§ Selected text:
+ + + +

At Airtable, MySQL replication plays a crucial role in scaling our reads and achieving our long-term vision for high availability. Having low-lag replicas allows us to offload a significant chunk of read traffic to replicas and eases the operational burden of performing lag-sensitive tasks such as failovers and blue-green deployment switchover.

Our largest database is a monolithic MySQL 8 instance (we previously blogged about upgrading main from MySQL 5.6 to 8), deployed on AWS RDS as a Multi-AZ deployment with one standby. It handles approximately 50,000 read queries per second (QPS) and 150 writes per second, with occasional spikes reaching up to 1,000 writes per second. While this is a very manageable load for the instance type we are using, we have had repeated hours-long replication lag spikes, making it unsuitable for live interactive queries. We wanted to solve this problem to effectively scale to meet our growing customer usage. Over the last two quarters, we spent a significant amount of time investigating and tuning our replication configuration and successfully brought the replication lag down to consistent single-digit seconds. We also built a binary log parser, which we used to guide this tuning process.

Here is a peek at the before and after lag metrics:

In the rest of the post, we will touch on:

1. A quick overview of MySQL replication
2. Challenges with rolling out multi-threaded replication
3. Disabling Binary Logs on the Replicas
4. Rolling out GTID for a more stable multi-threaded replication setup
5. Tuning binlog_sync_delay and binlog_transaction_dependency_tracking to improve replication parallelizability
6. Conclusion

Architecture of MySQL Replication

Replication is the mechanism used by MySQL to propagate changes from a primary instance to replica instances. Let’s look at how a single transaction is replicated from a MySQL primary to a replica.

When a transaction is committed on the primary node, the associated data changes are recorded in a special log called the binary log (binlog). This log consists of “events” that describe database changes, such as DDL or DML changes, and is kept in addition to the write-ahead log, or the redo log as MySQL calls it. On the replica server, a special IO thread maintains a persistent connection with the primary server, reading binlog events as they get written on the primary, thereby keeping up-to-date with every change event. The replica’s IO thread writes these events to a special log called the relay log. A separate SQL thread on the replica server then reads from relay logs and executes the change events contained within. In effect, we are replaying all the data changes that took place on the primary on the replica. Replication lag, as reported by the replica, is the difference in time between the last change event written to the relay log (by the IO thread) and the last event applied from the relay log by the SQL thread. Note that the reported lag doesn’t take into account a slow IO thread.

MySQL supports several modes of replication, such as semi-synchronous replication, group replication, and asynchronous replication. Our RDS setup only allowed for asynchronous replication, and in this blog post, we will only focus on that.

+ + + +

[Records of where elements appear]
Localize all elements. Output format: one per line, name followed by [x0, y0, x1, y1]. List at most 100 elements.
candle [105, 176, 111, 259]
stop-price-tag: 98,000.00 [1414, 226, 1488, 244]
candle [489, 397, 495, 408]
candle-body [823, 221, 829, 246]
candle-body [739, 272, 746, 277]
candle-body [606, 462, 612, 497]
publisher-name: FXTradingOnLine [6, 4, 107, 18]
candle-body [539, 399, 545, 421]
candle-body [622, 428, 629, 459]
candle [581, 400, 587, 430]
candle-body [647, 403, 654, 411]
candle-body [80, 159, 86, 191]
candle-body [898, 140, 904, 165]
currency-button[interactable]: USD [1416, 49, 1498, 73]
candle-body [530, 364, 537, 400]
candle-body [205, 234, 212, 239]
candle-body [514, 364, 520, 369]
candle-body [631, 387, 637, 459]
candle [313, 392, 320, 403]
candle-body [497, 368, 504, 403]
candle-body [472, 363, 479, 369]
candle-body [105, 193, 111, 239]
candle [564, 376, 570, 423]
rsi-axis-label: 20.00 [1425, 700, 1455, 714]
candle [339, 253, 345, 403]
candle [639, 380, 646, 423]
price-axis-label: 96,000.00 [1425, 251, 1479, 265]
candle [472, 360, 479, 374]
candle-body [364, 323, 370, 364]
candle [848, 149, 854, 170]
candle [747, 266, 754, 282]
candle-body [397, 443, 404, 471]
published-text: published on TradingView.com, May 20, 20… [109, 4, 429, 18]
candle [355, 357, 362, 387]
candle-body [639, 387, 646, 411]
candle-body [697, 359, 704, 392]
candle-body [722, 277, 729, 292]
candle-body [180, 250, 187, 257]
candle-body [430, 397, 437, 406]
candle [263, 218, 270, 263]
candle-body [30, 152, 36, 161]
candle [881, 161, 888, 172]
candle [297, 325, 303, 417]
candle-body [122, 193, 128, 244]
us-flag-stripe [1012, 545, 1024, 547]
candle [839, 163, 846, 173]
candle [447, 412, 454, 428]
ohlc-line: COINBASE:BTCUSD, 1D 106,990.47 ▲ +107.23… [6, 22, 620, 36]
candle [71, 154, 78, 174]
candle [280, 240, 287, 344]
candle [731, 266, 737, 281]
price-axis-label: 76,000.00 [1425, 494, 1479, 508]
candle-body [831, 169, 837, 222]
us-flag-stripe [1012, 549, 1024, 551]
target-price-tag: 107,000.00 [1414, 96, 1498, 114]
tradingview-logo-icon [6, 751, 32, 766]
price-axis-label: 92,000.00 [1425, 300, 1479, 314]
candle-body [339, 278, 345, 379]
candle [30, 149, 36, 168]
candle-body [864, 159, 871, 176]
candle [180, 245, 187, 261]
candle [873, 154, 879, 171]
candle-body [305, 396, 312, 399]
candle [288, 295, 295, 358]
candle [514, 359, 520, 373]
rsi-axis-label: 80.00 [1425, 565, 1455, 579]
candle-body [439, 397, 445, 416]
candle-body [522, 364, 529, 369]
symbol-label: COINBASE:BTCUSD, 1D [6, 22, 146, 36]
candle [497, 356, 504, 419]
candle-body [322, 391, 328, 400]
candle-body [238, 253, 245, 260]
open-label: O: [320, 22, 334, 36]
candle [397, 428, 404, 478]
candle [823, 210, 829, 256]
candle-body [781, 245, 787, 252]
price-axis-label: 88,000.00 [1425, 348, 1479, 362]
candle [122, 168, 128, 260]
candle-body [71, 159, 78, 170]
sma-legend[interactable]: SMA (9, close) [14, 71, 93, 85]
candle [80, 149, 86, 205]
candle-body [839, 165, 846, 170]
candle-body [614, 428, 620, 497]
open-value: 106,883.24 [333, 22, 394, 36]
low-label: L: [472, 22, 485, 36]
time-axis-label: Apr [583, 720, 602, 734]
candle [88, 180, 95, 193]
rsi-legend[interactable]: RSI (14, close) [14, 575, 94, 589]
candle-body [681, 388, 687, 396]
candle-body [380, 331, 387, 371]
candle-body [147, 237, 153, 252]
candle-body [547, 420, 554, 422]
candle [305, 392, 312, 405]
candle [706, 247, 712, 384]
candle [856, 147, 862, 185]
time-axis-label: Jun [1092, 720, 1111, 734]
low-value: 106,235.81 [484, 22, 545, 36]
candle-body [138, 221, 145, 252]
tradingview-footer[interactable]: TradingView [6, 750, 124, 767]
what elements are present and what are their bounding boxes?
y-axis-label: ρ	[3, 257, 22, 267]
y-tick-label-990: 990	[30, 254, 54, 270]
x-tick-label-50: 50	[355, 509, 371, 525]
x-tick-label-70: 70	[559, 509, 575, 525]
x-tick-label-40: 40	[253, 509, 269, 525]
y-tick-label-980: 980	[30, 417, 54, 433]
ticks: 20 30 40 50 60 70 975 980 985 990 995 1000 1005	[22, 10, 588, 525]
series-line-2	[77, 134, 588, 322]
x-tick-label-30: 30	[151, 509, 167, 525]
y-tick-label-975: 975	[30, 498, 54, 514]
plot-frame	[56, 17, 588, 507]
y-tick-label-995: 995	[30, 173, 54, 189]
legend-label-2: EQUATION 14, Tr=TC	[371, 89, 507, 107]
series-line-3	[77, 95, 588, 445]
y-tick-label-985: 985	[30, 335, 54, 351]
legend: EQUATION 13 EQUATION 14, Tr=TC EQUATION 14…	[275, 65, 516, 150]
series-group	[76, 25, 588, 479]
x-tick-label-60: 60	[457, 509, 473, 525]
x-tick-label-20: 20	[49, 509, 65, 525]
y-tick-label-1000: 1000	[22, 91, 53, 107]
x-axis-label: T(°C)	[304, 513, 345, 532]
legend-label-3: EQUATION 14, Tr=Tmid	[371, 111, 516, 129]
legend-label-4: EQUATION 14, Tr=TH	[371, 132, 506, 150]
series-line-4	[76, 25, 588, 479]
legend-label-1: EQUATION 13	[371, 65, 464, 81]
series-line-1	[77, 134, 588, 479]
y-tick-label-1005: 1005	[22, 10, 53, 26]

+ + + +

§ The request:
Condense the paragraph of the MySQL replication text that begins "When a transaction is committed" into a short bulleted list that keeps its main facts.

§ Complete answer:
- When a transaction commits on the primary, its data changes are recorded in the binary log (binlog). The binlog is made of events describing database changes such as DDL or DML changes, and it is kept alongside the write-ahead log, which MySQL calls the redo log.
- On the replica, an IO thread holds a persistent connection to the primary. It reads binlog events as they are written and writes them to the relay log.
- A separate SQL thread on the replica reads the relay log and executes its change events, replaying the primary's data changes.
- Reported replication lag is the time difference between the last event the IO thread wrote to the relay log and the last event the SQL thread applied. It does not account for a slow IO thread.